• What to produce:
Exclude the pictures, then copy all remaining records exactly.

(Dataset records)
+ + + + +
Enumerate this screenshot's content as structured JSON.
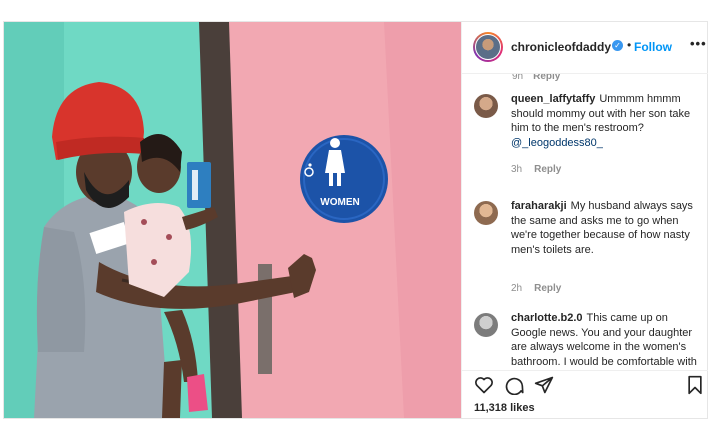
{
  "post": {
    "username": "chronicleofdaddy",
    "separator": "•",
    "follow_label": "Follow",
    "more_label": "•••",
    "verified_mark": "✓",
    "sign_text": "WOMEN"
  },
  "truncated_comment": {
    "time": "9h",
    "reply": "Reply"
  },
  "comments": [
    {
      "username": "queen_laffytaffy",
      "text": "Ummmm hmmm should mommy out with her son take him to the men's restroom?",
      "mention": "@_leogoddess80_",
      "time": "3h",
      "reply": "Reply"
    },
    {
      "username": "faraharakji",
      "text": "My husband always says the same and asks me to go when we're together because of how nasty men's toilets are.",
      "time": "2h",
      "reply": "Reply"
    },
    {
      "username": "charlotte.b2.0",
      "text": "This came up on Google news. You and your daughter are always welcome in the women's bathroom. I would be comfortable with what you are doing. I take my boys in"
    }
  ],
  "likes": "11,318 likes",
  "icons": [
    "heart-icon",
    "comment-icon",
    "share-icon",
    "bookmark-icon",
    "user-avatar"
  ],
  "colors": {
    "accent": "#0095f6",
    "verified": "#3897f0",
    "door": "#f2a8b2",
    "wall": "#6fd9c4",
    "sign": "#1c53a8"
  }
}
+ + + + +
• Full output:
Enumerate this screenshot's content as structured JSON.
{
  "post": {
    "username": "chronicleofdaddy",
    "separator": "•",
    "follow_label": "Follow",
    "more_label": "•••",
    "verified_mark": "✓",
    "sign_text": "WOMEN"
  },
  "truncated_comment": {
    "time": "9h",
    "reply": "Reply"
  },
  "comments": [
    {
      "username": "queen_laffytaffy",
      "text": "Ummmm hmmm should mommy out with her son take him to the men's restroom?",
      "mention": "@_leogoddess80_",
      "time": "3h",
      "reply": "Reply"
    },
    {
      "username": "faraharakji",
      "text": "My husband always says the same and asks me to go when we're together because of how nasty men's toilets are.",
      "time": "2h",
      "reply": "Reply"
    },
    {
      "username": "charlotte.b2.0",
      "text": "This came up on Google news. You and your daughter are always welcome in the women's bathroom. I would be comfortable with what you are doing. I take my boys in"
    }
  ],
  "likes": "11,318 likes",
  "icons": [
    "heart-icon",
    "comment-icon",
    "share-icon",
    "bookmark-icon",
    "user-avatar"
  ],
  "colors": {
    "accent": "#0095f6",
    "verified": "#3897f0",
    "door": "#f2a8b2",
    "wall": "#6fd9c4",
    "sign": "#1c53a8"
  }
}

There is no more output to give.